— START OF Provided information —

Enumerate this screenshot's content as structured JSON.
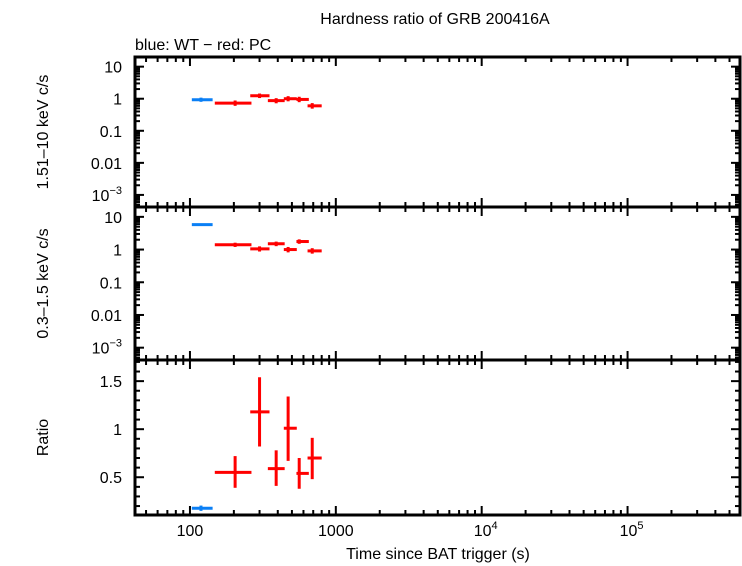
{
  "chart_data": {
    "type": "scatter",
    "title": "Hardness ratio of GRB 200416A",
    "subtitle": "blue: WT − red: PC",
    "xlabel": "Time since BAT trigger (s)",
    "xscale": "log",
    "xlim": [
      42,
      590000
    ],
    "xticks": [
      {
        "value": 100,
        "label": "100",
        "sup": ""
      },
      {
        "value": 1000,
        "label": "1000",
        "sup": ""
      },
      {
        "value": 10000,
        "label": "10",
        "sup": "4"
      },
      {
        "value": 100000,
        "label": "10",
        "sup": "5"
      }
    ],
    "colors": {
      "WT": "#0a7ff5",
      "PC": "#ff0000"
    },
    "panels": [
      {
        "ylabel": "1.51–10 keV c/s",
        "yscale": "log",
        "ylim": [
          0.00042,
          20
        ],
        "yticks": [
          {
            "value": 10,
            "label": "10",
            "sup": ""
          },
          {
            "value": 1,
            "label": "1",
            "sup": ""
          },
          {
            "value": 0.1,
            "label": "0.1",
            "sup": ""
          },
          {
            "value": 0.01,
            "label": "0.01",
            "sup": ""
          },
          {
            "value": 0.001,
            "label": "10",
            "sup": "−3"
          }
        ],
        "points": [
          {
            "mode": "WT",
            "x": 119,
            "xlo": 103,
            "xhi": 143,
            "y": 0.93,
            "ylo": 0.8,
            "yhi": 1.08
          },
          {
            "mode": "PC",
            "x": 204,
            "xlo": 148,
            "xhi": 264,
            "y": 0.73,
            "ylo": 0.6,
            "yhi": 0.88
          },
          {
            "mode": "PC",
            "x": 300,
            "xlo": 259,
            "xhi": 351,
            "y": 1.24,
            "ylo": 1.05,
            "yhi": 1.45
          },
          {
            "mode": "PC",
            "x": 390,
            "xlo": 342,
            "xhi": 446,
            "y": 0.87,
            "ylo": 0.72,
            "yhi": 1.04
          },
          {
            "mode": "PC",
            "x": 471,
            "xlo": 440,
            "xhi": 540,
            "y": 1.0,
            "ylo": 0.83,
            "yhi": 1.2
          },
          {
            "mode": "PC",
            "x": 561,
            "xlo": 537,
            "xhi": 653,
            "y": 0.95,
            "ylo": 0.78,
            "yhi": 1.15
          },
          {
            "mode": "PC",
            "x": 689,
            "xlo": 640,
            "xhi": 800,
            "y": 0.6,
            "ylo": 0.49,
            "yhi": 0.73
          }
        ]
      },
      {
        "ylabel": "0.3–1.5 keV c/s",
        "yscale": "log",
        "ylim": [
          0.00042,
          20
        ],
        "yticks": [
          {
            "value": 10,
            "label": "10",
            "sup": ""
          },
          {
            "value": 1,
            "label": "1",
            "sup": ""
          },
          {
            "value": 0.1,
            "label": "0.1",
            "sup": ""
          },
          {
            "value": 0.01,
            "label": "0.01",
            "sup": ""
          },
          {
            "value": 0.001,
            "label": "10",
            "sup": "−3"
          }
        ],
        "points": [
          {
            "mode": "WT",
            "x": 119,
            "xlo": 103,
            "xhi": 143,
            "y": 5.8,
            "ylo": 5.4,
            "yhi": 6.2
          },
          {
            "mode": "PC",
            "x": 204,
            "xlo": 148,
            "xhi": 264,
            "y": 1.4,
            "ylo": 1.2,
            "yhi": 1.62
          },
          {
            "mode": "PC",
            "x": 300,
            "xlo": 259,
            "xhi": 351,
            "y": 1.05,
            "ylo": 0.87,
            "yhi": 1.25
          },
          {
            "mode": "PC",
            "x": 390,
            "xlo": 342,
            "xhi": 446,
            "y": 1.5,
            "ylo": 1.27,
            "yhi": 1.75
          },
          {
            "mode": "PC",
            "x": 471,
            "xlo": 440,
            "xhi": 540,
            "y": 1.0,
            "ylo": 0.82,
            "yhi": 1.2
          },
          {
            "mode": "PC",
            "x": 561,
            "xlo": 537,
            "xhi": 653,
            "y": 1.76,
            "ylo": 1.5,
            "yhi": 2.05
          },
          {
            "mode": "PC",
            "x": 689,
            "xlo": 640,
            "xhi": 800,
            "y": 0.91,
            "ylo": 0.75,
            "yhi": 1.1
          }
        ]
      },
      {
        "ylabel": "Ratio",
        "yscale": "linear",
        "ylim": [
          0.107,
          1.72
        ],
        "yticks": [
          {
            "value": 1.5,
            "label": "1.5",
            "sup": ""
          },
          {
            "value": 1,
            "label": "1",
            "sup": ""
          },
          {
            "value": 0.5,
            "label": "0.5",
            "sup": ""
          }
        ],
        "points": [
          {
            "mode": "WT",
            "x": 119,
            "xlo": 103,
            "xhi": 143,
            "y": 0.177,
            "ylo": 0.15,
            "yhi": 0.205
          },
          {
            "mode": "PC",
            "x": 204,
            "xlo": 148,
            "xhi": 264,
            "y": 0.55,
            "ylo": 0.39,
            "yhi": 0.72
          },
          {
            "mode": "PC",
            "x": 300,
            "xlo": 259,
            "xhi": 351,
            "y": 1.18,
            "ylo": 0.82,
            "yhi": 1.54
          },
          {
            "mode": "PC",
            "x": 390,
            "xlo": 342,
            "xhi": 446,
            "y": 0.59,
            "ylo": 0.41,
            "yhi": 0.78
          },
          {
            "mode": "PC",
            "x": 471,
            "xlo": 440,
            "xhi": 540,
            "y": 1.01,
            "ylo": 0.67,
            "yhi": 1.34
          },
          {
            "mode": "PC",
            "x": 561,
            "xlo": 537,
            "xhi": 653,
            "y": 0.54,
            "ylo": 0.38,
            "yhi": 0.7
          },
          {
            "mode": "PC",
            "x": 689,
            "xlo": 640,
            "xhi": 800,
            "y": 0.7,
            "ylo": 0.48,
            "yhi": 0.91
          }
        ]
      }
    ]
  }
}
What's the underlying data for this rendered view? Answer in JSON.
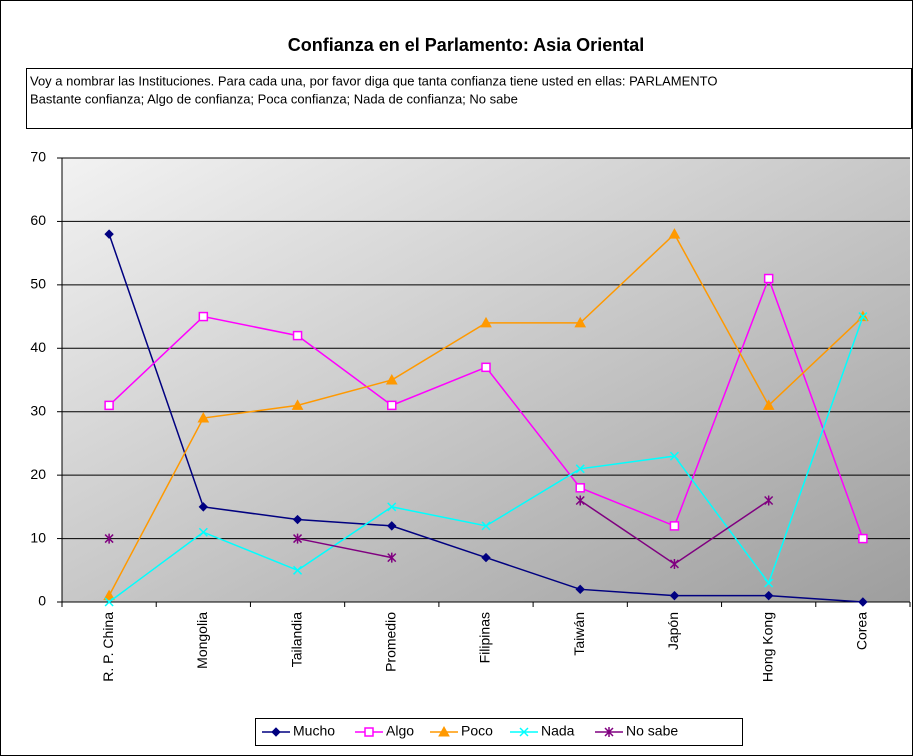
{
  "chart_data": {
    "type": "line",
    "title": "Confianza en el Parlamento: Asia Oriental",
    "subtitle": [
      "Voy a nombrar las Instituciones. Para cada una, por favor diga que tanta confianza tiene usted en ellas: PARLAMENTO",
      "Bastante confianza; Algo de confianza; Poca confianza; Nada de confianza; No sabe"
    ],
    "categories": [
      "R. P. China",
      "Mongolia",
      "Tailandia",
      "Promedio",
      "Filipinas",
      "Taiwán",
      "Japón",
      "Hong Kong",
      "Corea"
    ],
    "series": [
      {
        "name": "Mucho",
        "color": "#000080",
        "marker": "diamond",
        "values": [
          58,
          15,
          13,
          12,
          7,
          2,
          1,
          1,
          0
        ]
      },
      {
        "name": "Algo",
        "color": "#ff00ff",
        "marker": "square",
        "values": [
          31,
          45,
          42,
          31,
          37,
          18,
          12,
          51,
          10
        ]
      },
      {
        "name": "Poco",
        "color": "#ff9900",
        "marker": "triangle",
        "values": [
          1,
          29,
          31,
          35,
          44,
          44,
          58,
          31,
          45
        ]
      },
      {
        "name": "Nada",
        "color": "#00ffff",
        "marker": "x",
        "values": [
          0,
          11,
          5,
          15,
          12,
          21,
          23,
          3,
          45
        ]
      },
      {
        "name": "No sabe",
        "color": "#800080",
        "marker": "star",
        "values": [
          10,
          null,
          10,
          7,
          null,
          16,
          6,
          16,
          null
        ]
      }
    ],
    "ylim": [
      0,
      70
    ],
    "yticks": [
      0,
      10,
      20,
      30,
      40,
      50,
      60,
      70
    ],
    "grid": true,
    "legend": "bottom"
  }
}
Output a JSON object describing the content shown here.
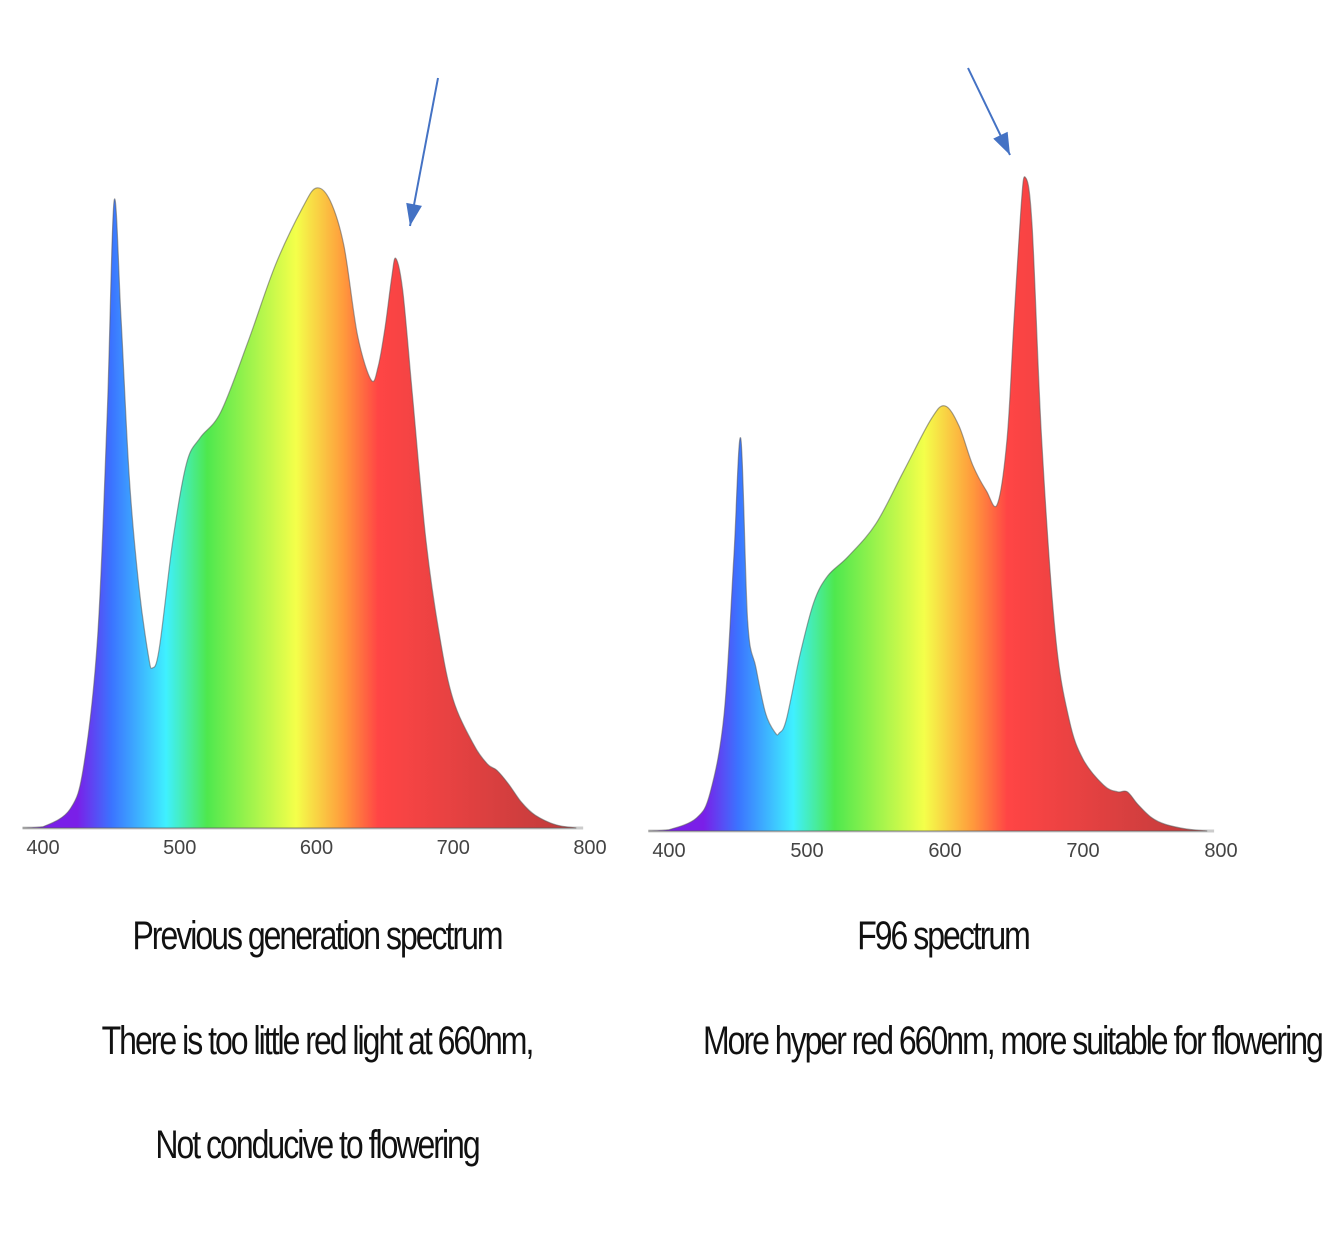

— END OF Provided information —

*The task:* Restate the listing above word for word, and skip the pictures.

*Output for this exercise:*
Enumerate this screenshot's content as structured JSON.
{
  "chart_data": {
    "type": "scatter",
    "title": "Hardness ratio of GRB 200416A",
    "subtitle": "blue: WT − red: PC",
    "xlabel": "Time since BAT trigger (s)",
    "xscale": "log",
    "xlim": [
      42,
      590000
    ],
    "xticks": [
      {
        "value": 100,
        "label": "100",
        "sup": ""
      },
      {
        "value": 1000,
        "label": "1000",
        "sup": ""
      },
      {
        "value": 10000,
        "label": "10",
        "sup": "4"
      },
      {
        "value": 100000,
        "label": "10",
        "sup": "5"
      }
    ],
    "colors": {
      "WT": "#0a7ff5",
      "PC": "#ff0000"
    },
    "panels": [
      {
        "ylabel": "1.51–10 keV c/s",
        "yscale": "log",
        "ylim": [
          0.00042,
          20
        ],
        "yticks": [
          {
            "value": 10,
            "label": "10",
            "sup": ""
          },
          {
            "value": 1,
            "label": "1",
            "sup": ""
          },
          {
            "value": 0.1,
            "label": "0.1",
            "sup": ""
          },
          {
            "value": 0.01,
            "label": "0.01",
            "sup": ""
          },
          {
            "value": 0.001,
            "label": "10",
            "sup": "−3"
          }
        ],
        "points": [
          {
            "mode": "WT",
            "x": 119,
            "xlo": 103,
            "xhi": 143,
            "y": 0.93,
            "ylo": 0.8,
            "yhi": 1.08
          },
          {
            "mode": "PC",
            "x": 204,
            "xlo": 148,
            "xhi": 264,
            "y": 0.73,
            "ylo": 0.6,
            "yhi": 0.88
          },
          {
            "mode": "PC",
            "x": 300,
            "xlo": 259,
            "xhi": 351,
            "y": 1.24,
            "ylo": 1.05,
            "yhi": 1.45
          },
          {
            "mode": "PC",
            "x": 390,
            "xlo": 342,
            "xhi": 446,
            "y": 0.87,
            "ylo": 0.72,
            "yhi": 1.04
          },
          {
            "mode": "PC",
            "x": 471,
            "xlo": 440,
            "xhi": 540,
            "y": 1.0,
            "ylo": 0.83,
            "yhi": 1.2
          },
          {
            "mode": "PC",
            "x": 561,
            "xlo": 537,
            "xhi": 653,
            "y": 0.95,
            "ylo": 0.78,
            "yhi": 1.15
          },
          {
            "mode": "PC",
            "x": 689,
            "xlo": 640,
            "xhi": 800,
            "y": 0.6,
            "ylo": 0.49,
            "yhi": 0.73
          }
        ]
      },
      {
        "ylabel": "0.3–1.5 keV c/s",
        "yscale": "log",
        "ylim": [
          0.00042,
          20
        ],
        "yticks": [
          {
            "value": 10,
            "label": "10",
            "sup": ""
          },
          {
            "value": 1,
            "label": "1",
            "sup": ""
          },
          {
            "value": 0.1,
            "label": "0.1",
            "sup": ""
          },
          {
            "value": 0.01,
            "label": "0.01",
            "sup": ""
          },
          {
            "value": 0.001,
            "label": "10",
            "sup": "−3"
          }
        ],
        "points": [
          {
            "mode": "WT",
            "x": 119,
            "xlo": 103,
            "xhi": 143,
            "y": 5.8,
            "ylo": 5.4,
            "yhi": 6.2
          },
          {
            "mode": "PC",
            "x": 204,
            "xlo": 148,
            "xhi": 264,
            "y": 1.4,
            "ylo": 1.2,
            "yhi": 1.62
          },
          {
            "mode": "PC",
            "x": 300,
            "xlo": 259,
            "xhi": 351,
            "y": 1.05,
            "ylo": 0.87,
            "yhi": 1.25
          },
          {
            "mode": "PC",
            "x": 390,
            "xlo": 342,
            "xhi": 446,
            "y": 1.5,
            "ylo": 1.27,
            "yhi": 1.75
          },
          {
            "mode": "PC",
            "x": 471,
            "xlo": 440,
            "xhi": 540,
            "y": 1.0,
            "ylo": 0.82,
            "yhi": 1.2
          },
          {
            "mode": "PC",
            "x": 561,
            "xlo": 537,
            "xhi": 653,
            "y": 1.76,
            "ylo": 1.5,
            "yhi": 2.05
          },
          {
            "mode": "PC",
            "x": 689,
            "xlo": 640,
            "xhi": 800,
            "y": 0.91,
            "ylo": 0.75,
            "yhi": 1.1
          }
        ]
      },
      {
        "ylabel": "Ratio",
        "yscale": "linear",
        "ylim": [
          0.107,
          1.72
        ],
        "yticks": [
          {
            "value": 1.5,
            "label": "1.5",
            "sup": ""
          },
          {
            "value": 1,
            "label": "1",
            "sup": ""
          },
          {
            "value": 0.5,
            "label": "0.5",
            "sup": ""
          }
        ],
        "points": [
          {
            "mode": "WT",
            "x": 119,
            "xlo": 103,
            "xhi": 143,
            "y": 0.177,
            "ylo": 0.15,
            "yhi": 0.205
          },
          {
            "mode": "PC",
            "x": 204,
            "xlo": 148,
            "xhi": 264,
            "y": 0.55,
            "ylo": 0.39,
            "yhi": 0.72
          },
          {
            "mode": "PC",
            "x": 300,
            "xlo": 259,
            "xhi": 351,
            "y": 1.18,
            "ylo": 0.82,
            "yhi": 1.54
          },
          {
            "mode": "PC",
            "x": 390,
            "xlo": 342,
            "xhi": 446,
            "y": 0.59,
            "ylo": 0.41,
            "yhi": 0.78
          },
          {
            "mode": "PC",
            "x": 471,
            "xlo": 440,
            "xhi": 540,
            "y": 1.01,
            "ylo": 0.67,
            "yhi": 1.34
          },
          {
            "mode": "PC",
            "x": 561,
            "xlo": 537,
            "xhi": 653,
            "y": 0.54,
            "ylo": 0.38,
            "yhi": 0.7
          },
          {
            "mode": "PC",
            "x": 689,
            "xlo": 640,
            "xhi": 800,
            "y": 0.7,
            "ylo": 0.48,
            "yhi": 0.91
          }
        ]
      }
    ]
  }
}
What's the underlying data for this rendered view? Answer in JSON.
{
  "chart_data": {
    "type": "line",
    "title": "Confianza en el Parlamento: Asia Oriental",
    "subtitle": [
      "Voy a nombrar las Instituciones. Para cada una, por favor diga que tanta confianza tiene usted en ellas: PARLAMENTO",
      "Bastante confianza; Algo de confianza; Poca confianza; Nada de confianza; No sabe"
    ],
    "categories": [
      "R. P. China",
      "Mongolia",
      "Tailandia",
      "Promedio",
      "Filipinas",
      "Taiwán",
      "Japón",
      "Hong Kong",
      "Corea"
    ],
    "series": [
      {
        "name": "Mucho",
        "color": "#000080",
        "marker": "diamond",
        "values": [
          58,
          15,
          13,
          12,
          7,
          2,
          1,
          1,
          0
        ]
      },
      {
        "name": "Algo",
        "color": "#ff00ff",
        "marker": "square",
        "values": [
          31,
          45,
          42,
          31,
          37,
          18,
          12,
          51,
          10
        ]
      },
      {
        "name": "Poco",
        "color": "#ff9900",
        "marker": "triangle",
        "values": [
          1,
          29,
          31,
          35,
          44,
          44,
          58,
          31,
          45
        ]
      },
      {
        "name": "Nada",
        "color": "#00ffff",
        "marker": "x",
        "values": [
          0,
          11,
          5,
          15,
          12,
          21,
          23,
          3,
          45
        ]
      },
      {
        "name": "No sabe",
        "color": "#800080",
        "marker": "star",
        "values": [
          10,
          null,
          10,
          7,
          null,
          16,
          6,
          16,
          null
        ]
      }
    ],
    "ylim": [
      0,
      70
    ],
    "yticks": [
      0,
      10,
      20,
      30,
      40,
      50,
      60,
      70
    ],
    "grid": true,
    "legend": "bottom"
  }
}
Output a JSON object describing the content shown here.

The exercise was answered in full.